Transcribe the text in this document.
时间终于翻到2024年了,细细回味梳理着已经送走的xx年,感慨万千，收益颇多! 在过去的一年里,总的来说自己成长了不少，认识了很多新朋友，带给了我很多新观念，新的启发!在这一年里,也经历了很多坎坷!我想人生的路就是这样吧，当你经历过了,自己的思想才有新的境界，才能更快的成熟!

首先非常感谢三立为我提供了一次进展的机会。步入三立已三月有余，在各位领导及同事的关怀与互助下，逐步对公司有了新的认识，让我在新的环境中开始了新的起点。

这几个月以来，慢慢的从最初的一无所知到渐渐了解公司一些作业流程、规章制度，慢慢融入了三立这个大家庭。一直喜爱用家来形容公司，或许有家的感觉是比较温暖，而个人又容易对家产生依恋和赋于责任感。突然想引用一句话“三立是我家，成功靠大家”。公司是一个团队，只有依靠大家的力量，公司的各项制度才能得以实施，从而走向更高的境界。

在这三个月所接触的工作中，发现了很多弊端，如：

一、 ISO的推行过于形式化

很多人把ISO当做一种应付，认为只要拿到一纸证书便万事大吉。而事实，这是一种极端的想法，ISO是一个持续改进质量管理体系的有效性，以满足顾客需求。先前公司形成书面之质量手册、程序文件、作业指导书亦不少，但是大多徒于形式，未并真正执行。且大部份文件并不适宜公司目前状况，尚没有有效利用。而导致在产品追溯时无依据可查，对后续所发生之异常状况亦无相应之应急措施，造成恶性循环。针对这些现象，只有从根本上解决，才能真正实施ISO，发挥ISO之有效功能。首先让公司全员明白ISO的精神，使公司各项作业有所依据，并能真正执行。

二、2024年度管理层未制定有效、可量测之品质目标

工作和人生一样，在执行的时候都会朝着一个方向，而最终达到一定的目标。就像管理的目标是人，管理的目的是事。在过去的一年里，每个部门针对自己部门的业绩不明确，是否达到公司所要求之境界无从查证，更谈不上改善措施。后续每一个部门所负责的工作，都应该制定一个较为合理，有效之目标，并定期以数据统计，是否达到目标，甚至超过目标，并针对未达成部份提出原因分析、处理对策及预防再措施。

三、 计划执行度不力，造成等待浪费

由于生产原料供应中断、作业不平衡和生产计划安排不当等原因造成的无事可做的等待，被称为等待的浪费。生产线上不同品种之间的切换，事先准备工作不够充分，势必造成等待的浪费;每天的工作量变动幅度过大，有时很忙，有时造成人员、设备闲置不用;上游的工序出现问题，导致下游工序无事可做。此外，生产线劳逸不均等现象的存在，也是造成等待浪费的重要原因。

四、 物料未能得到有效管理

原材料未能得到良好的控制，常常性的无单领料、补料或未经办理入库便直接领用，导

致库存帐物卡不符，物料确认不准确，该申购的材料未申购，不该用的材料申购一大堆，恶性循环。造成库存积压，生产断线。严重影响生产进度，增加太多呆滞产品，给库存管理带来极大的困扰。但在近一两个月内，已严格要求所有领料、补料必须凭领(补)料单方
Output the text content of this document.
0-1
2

**Instruction**
Give all the records again. Match them exactly.

**Result of this exercise**
Transcribe the text in this document.
时间终于翻到2024年了,细细回味梳理着已经送走的xx年,感慨万千，收益颇多! 在过去的一年里,总的来说自己成长了不少，认识了很多新朋友，带给了我很多新观念，新的启发!在这一年里,也经历了很多坎坷!我想人生的路就是这样吧，当你经历过了,自己的思想才有新的境界，才能更快的成熟!

首先非常感谢三立为我提供了一次进展的机会。步入三立已三月有余，在各位领导及同事的关怀与互助下，逐步对公司有了新的认识，让我在新的环境中开始了新的起点。

这几个月以来，慢慢的从最初的一无所知到渐渐了解公司一些作业流程、规章制度，慢慢融入了三立这个大家庭。一直喜爱用家来形容公司，或许有家的感觉是比较温暖，而个人又容易对家产生依恋和赋于责任感。突然想引用一句话“三立是我家，成功靠大家”。公司是一个团队，只有依靠大家的力量，公司的各项制度才能得以实施，从而走向更高的境界。

在这三个月所接触的工作中，发现了很多弊端，如：

一、 ISO的推行过于形式化

很多人把ISO当做一种应付，认为只要拿到一纸证书便万事大吉。而事实，这是一种极端的想法，ISO是一个持续改进质量管理体系的有效性，以满足顾客需求。先前公司形成书面之质量手册、程序文件、作业指导书亦不少，但是大多徒于形式，未并真正执行。且大部份文件并不适宜公司目前状况，尚没有有效利用。而导致在产品追溯时无依据可查，对后续所发生之异常状况亦无相应之应急措施，造成恶性循环。针对这些现象，只有从根本上解决，才能真正实施ISO，发挥ISO之有效功能。首先让公司全员明白ISO的精神，使公司各项作业有所依据，并能真正执行。

二、2024年度管理层未制定有效、可量测之品质目标

工作和人生一样，在执行的时候都会朝着一个方向，而最终达到一定的目标。就像管理的目标是人，管理的目的是事。在过去的一年里，每个部门针对自己部门的业绩不明确，是否达到公司所要求之境界无从查证，更谈不上改善措施。后续每一个部门所负责的工作，都应该制定一个较为合理，有效之目标，并定期以数据统计，是否达到目标，甚至超过目标，并针对未达成部份提出原因分析、处理对策及预防再措施。

三、 计划执行度不力，造成等待浪费

由于生产原料供应中断、作业不平衡和生产计划安排不当等原因造成的无事可做的等待，被称为等待的浪费。生产线上不同品种之间的切换，事先准备工作不够充分，势必造成等待的浪费;每天的工作量变动幅度过大，有时很忙，有时造成人员、设备闲置不用;上游的工序出现问题，导致下游工序无事可做。此外，生产线劳逸不均等现象的存在，也是造成等待浪费的重要原因。

四、 物料未能得到有效管理

原材料未能得到良好的控制，常常性的无单领料、补料或未经办理入库便直接领用，导

致库存帐物卡不符，物料确认不准确，该申购的材料未申购，不该用的材料申购一大堆，恶性循环。造成库存积压，生产断线。严重影响生产进度，增加太多呆滞产品，给库存管理带来极大的困扰。但在近一两个月内，已严格要求所有领料、补料必须凭领(补)料单方
Output the text content of this document.
0-1
2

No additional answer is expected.